Aim of the task
Make an exact copy of the records, with the images left out.

*** Records for the task ***

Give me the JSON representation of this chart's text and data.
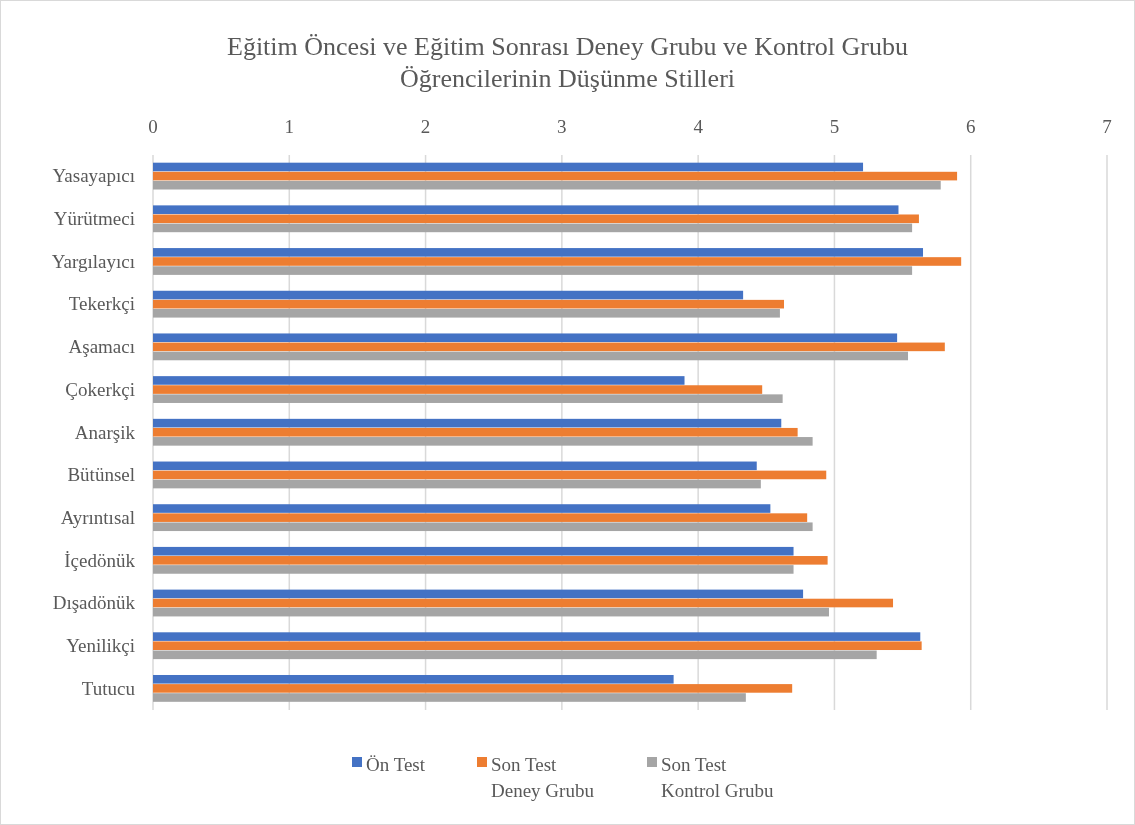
{
  "chart_data": {
    "type": "bar",
    "orientation": "horizontal",
    "title": "Eğitim Öncesi ve Eğitim Sonrası Deney Grubu ve Kontrol Grubu Öğrencilerinin Düşünme Stilleri",
    "categories": [
      "Yasayapıcı",
      "Yürütmeci",
      "Yargılayıcı",
      "Tekerkçi",
      "Aşamacı",
      "Çokerkçi",
      "Anarşik",
      "Bütünsel",
      "Ayrıntısal",
      "İçedönük",
      "Dışadönük",
      "Yenilikçi",
      "Tutucu"
    ],
    "series": [
      {
        "name": "Ön Test",
        "color": "#4472c4",
        "values": [
          5.21,
          5.47,
          5.65,
          4.33,
          5.46,
          3.9,
          4.61,
          4.43,
          4.53,
          4.7,
          4.77,
          5.63,
          3.82
        ]
      },
      {
        "name": "Son Test Deney Grubu",
        "color": "#ed7d31",
        "values": [
          5.9,
          5.62,
          5.93,
          4.63,
          5.81,
          4.47,
          4.73,
          4.94,
          4.8,
          4.95,
          5.43,
          5.64,
          4.69
        ]
      },
      {
        "name": "Son Test Kontrol Grubu",
        "color": "#a5a5a5",
        "values": [
          5.78,
          5.57,
          5.57,
          4.6,
          5.54,
          4.62,
          4.84,
          4.46,
          4.84,
          4.7,
          4.96,
          5.31,
          4.35
        ]
      }
    ],
    "xlim": [
      0,
      7
    ],
    "xticks": [
      0,
      1,
      2,
      3,
      4,
      5,
      6,
      7
    ],
    "grid": "x",
    "legend": "bottom"
  }
}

***

Result
Give me the JSON representation of this chart's text and data.
{
  "chart_data": {
    "type": "bar",
    "orientation": "horizontal",
    "title": "Eğitim Öncesi ve Eğitim Sonrası Deney Grubu ve Kontrol Grubu Öğrencilerinin Düşünme Stilleri",
    "categories": [
      "Yasayapıcı",
      "Yürütmeci",
      "Yargılayıcı",
      "Tekerkçi",
      "Aşamacı",
      "Çokerkçi",
      "Anarşik",
      "Bütünsel",
      "Ayrıntısal",
      "İçedönük",
      "Dışadönük",
      "Yenilikçi",
      "Tutucu"
    ],
    "series": [
      {
        "name": "Ön Test",
        "color": "#4472c4",
        "values": [
          5.21,
          5.47,
          5.65,
          4.33,
          5.46,
          3.9,
          4.61,
          4.43,
          4.53,
          4.7,
          4.77,
          5.63,
          3.82
        ]
      },
      {
        "name": "Son Test Deney Grubu",
        "color": "#ed7d31",
        "values": [
          5.9,
          5.62,
          5.93,
          4.63,
          5.81,
          4.47,
          4.73,
          4.94,
          4.8,
          4.95,
          5.43,
          5.64,
          4.69
        ]
      },
      {
        "name": "Son Test Kontrol Grubu",
        "color": "#a5a5a5",
        "values": [
          5.78,
          5.57,
          5.57,
          4.6,
          5.54,
          4.62,
          4.84,
          4.46,
          4.84,
          4.7,
          4.96,
          5.31,
          4.35
        ]
      }
    ],
    "xlim": [
      0,
      7
    ],
    "xticks": [
      0,
      1,
      2,
      3,
      4,
      5,
      6,
      7
    ],
    "grid": "x",
    "legend": "bottom"
  }
}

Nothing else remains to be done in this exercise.